[Stored data]
•••

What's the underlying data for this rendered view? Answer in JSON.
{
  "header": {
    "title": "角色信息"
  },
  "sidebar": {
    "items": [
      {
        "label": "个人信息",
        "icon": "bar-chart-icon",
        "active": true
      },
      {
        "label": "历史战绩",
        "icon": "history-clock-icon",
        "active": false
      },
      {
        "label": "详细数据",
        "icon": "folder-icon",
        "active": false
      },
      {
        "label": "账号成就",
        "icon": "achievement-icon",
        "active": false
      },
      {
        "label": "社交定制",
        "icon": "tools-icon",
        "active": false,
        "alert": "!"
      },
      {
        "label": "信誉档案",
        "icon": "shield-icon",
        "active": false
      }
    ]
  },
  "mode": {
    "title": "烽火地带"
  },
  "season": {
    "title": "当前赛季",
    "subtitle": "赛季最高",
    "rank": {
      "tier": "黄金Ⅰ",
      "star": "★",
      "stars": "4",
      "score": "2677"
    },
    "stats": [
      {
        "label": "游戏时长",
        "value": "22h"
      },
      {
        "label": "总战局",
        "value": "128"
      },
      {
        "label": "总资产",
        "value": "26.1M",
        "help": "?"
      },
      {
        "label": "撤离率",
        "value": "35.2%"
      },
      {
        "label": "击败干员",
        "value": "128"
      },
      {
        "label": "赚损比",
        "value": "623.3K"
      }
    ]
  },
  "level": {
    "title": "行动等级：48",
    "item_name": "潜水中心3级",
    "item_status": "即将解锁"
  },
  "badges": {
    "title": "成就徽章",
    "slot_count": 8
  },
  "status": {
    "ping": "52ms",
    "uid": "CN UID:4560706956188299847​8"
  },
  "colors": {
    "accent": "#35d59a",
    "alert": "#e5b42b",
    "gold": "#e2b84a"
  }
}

•••

* **Task**:
Every line in the data above that contains "icon" needs to be copied.

* **Solved exercise**:
        "icon": "bar-chart-icon",
        "icon": "history-clock-icon",
        "icon": "folder-icon",
        "icon": "achievement-icon",
        "icon": "tools-icon",
        "icon": "shield-icon",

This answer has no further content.